# [SOURCE MATERIAL]
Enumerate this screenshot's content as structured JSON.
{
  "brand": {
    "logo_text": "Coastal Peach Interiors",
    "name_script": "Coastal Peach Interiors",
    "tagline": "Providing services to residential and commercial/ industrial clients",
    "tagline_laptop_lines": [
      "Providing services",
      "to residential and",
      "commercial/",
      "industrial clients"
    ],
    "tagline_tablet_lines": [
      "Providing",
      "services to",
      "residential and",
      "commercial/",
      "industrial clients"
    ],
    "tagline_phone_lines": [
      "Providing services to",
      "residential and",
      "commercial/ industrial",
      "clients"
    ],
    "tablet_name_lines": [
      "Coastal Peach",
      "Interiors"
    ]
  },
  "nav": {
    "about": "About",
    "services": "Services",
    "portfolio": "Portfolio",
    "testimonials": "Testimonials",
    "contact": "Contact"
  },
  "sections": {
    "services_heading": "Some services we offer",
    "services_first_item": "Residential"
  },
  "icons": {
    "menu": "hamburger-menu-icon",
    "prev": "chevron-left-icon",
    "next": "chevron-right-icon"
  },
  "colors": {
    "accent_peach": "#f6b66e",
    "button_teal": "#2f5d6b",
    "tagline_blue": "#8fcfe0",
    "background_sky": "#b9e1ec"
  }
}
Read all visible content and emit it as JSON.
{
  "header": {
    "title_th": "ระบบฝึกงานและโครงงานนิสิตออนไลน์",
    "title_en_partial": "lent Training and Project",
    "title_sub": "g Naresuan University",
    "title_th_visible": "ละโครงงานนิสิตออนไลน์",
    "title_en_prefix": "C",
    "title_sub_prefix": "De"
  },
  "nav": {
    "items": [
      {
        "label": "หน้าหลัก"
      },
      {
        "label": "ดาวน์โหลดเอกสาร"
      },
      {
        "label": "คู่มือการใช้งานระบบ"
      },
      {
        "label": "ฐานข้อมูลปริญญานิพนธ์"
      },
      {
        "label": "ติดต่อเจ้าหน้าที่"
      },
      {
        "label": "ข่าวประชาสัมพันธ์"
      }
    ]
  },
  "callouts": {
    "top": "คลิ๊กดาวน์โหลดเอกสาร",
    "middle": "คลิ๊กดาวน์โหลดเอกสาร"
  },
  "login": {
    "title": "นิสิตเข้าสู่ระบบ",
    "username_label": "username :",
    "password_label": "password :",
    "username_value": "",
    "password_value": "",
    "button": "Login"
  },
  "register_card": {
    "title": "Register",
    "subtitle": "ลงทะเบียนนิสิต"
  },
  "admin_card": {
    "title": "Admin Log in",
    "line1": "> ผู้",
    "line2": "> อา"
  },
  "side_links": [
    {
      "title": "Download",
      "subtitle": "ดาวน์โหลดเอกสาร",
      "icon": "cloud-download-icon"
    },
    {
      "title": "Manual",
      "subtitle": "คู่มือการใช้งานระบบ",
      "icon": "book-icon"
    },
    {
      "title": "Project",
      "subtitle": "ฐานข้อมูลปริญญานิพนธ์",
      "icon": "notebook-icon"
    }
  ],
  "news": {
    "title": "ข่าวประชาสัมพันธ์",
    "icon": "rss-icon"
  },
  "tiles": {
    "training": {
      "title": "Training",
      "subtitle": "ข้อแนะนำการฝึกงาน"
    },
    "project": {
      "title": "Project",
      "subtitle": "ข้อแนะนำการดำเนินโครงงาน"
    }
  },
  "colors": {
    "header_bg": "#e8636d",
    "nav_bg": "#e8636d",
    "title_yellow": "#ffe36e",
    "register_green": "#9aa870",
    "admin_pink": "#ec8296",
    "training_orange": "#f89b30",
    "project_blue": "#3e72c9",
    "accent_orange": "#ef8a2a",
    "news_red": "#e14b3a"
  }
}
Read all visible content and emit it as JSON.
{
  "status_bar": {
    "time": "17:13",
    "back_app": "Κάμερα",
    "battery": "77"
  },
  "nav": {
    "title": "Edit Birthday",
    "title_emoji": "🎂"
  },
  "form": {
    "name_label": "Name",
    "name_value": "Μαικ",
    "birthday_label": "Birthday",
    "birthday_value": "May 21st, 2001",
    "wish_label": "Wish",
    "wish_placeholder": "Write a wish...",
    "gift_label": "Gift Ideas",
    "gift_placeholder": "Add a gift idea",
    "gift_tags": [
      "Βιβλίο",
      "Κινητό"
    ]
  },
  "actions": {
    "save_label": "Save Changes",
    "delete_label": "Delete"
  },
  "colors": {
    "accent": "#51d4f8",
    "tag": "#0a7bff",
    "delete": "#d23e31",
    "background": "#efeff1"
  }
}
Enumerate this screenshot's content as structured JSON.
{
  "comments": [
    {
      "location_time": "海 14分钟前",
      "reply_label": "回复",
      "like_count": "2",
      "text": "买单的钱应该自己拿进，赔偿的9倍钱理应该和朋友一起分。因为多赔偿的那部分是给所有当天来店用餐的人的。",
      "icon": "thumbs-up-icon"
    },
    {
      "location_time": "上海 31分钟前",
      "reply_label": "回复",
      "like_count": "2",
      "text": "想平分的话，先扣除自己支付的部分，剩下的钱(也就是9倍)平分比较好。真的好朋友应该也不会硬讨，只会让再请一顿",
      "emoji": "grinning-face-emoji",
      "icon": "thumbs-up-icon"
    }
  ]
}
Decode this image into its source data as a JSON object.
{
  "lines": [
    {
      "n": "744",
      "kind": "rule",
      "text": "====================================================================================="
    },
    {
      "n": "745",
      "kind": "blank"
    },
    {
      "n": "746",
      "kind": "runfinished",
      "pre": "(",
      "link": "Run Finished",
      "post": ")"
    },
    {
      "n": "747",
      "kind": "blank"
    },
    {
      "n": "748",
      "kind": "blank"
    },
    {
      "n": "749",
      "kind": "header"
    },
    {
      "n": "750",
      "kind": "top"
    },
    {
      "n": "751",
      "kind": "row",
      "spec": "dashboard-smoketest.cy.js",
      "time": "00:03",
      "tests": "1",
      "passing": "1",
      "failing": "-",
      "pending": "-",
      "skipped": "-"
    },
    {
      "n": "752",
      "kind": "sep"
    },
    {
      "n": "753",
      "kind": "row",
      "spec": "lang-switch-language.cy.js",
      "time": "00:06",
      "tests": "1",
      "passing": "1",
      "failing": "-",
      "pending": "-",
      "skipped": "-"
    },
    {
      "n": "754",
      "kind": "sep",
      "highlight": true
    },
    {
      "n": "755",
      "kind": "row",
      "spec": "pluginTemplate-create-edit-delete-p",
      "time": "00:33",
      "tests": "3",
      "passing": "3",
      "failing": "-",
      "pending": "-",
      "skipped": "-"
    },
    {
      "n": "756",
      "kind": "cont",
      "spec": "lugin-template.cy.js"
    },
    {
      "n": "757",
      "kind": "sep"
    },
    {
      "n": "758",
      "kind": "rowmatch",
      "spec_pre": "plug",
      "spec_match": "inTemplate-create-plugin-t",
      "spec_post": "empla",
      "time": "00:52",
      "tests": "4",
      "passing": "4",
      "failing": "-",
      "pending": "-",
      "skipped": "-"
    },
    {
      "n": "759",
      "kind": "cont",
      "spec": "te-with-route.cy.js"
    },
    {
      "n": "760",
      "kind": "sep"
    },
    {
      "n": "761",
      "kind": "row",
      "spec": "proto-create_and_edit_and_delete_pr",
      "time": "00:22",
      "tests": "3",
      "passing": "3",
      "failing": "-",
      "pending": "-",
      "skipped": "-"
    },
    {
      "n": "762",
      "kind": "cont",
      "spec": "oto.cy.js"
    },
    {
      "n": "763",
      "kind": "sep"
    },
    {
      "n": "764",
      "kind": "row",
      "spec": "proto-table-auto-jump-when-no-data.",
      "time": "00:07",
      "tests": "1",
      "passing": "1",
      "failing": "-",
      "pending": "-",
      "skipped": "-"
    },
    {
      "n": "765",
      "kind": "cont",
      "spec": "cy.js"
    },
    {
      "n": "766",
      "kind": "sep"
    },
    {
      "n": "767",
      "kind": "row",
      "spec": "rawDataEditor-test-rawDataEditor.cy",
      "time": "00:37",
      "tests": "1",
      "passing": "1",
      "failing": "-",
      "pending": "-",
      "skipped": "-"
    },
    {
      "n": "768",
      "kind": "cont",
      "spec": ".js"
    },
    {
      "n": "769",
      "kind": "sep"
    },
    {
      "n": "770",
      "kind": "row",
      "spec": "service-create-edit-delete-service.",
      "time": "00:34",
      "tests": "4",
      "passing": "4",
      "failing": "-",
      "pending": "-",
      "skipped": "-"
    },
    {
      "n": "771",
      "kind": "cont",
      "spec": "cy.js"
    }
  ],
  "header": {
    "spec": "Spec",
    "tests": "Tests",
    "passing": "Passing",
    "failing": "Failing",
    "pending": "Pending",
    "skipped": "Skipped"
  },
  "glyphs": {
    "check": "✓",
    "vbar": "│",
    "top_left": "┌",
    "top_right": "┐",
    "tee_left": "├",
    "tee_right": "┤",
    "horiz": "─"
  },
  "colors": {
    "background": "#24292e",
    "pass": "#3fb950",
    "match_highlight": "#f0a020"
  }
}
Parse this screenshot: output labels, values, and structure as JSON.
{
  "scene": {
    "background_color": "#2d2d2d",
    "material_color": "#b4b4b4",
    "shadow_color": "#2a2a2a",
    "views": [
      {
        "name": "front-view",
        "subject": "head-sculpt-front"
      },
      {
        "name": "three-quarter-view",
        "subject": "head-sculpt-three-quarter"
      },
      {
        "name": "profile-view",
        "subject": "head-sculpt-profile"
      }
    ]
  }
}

# [WHAT IS REQUIRED]
Of the lines above, how many include the word "front"? Reply with the number alone.

# [COMPLETED TASK]
2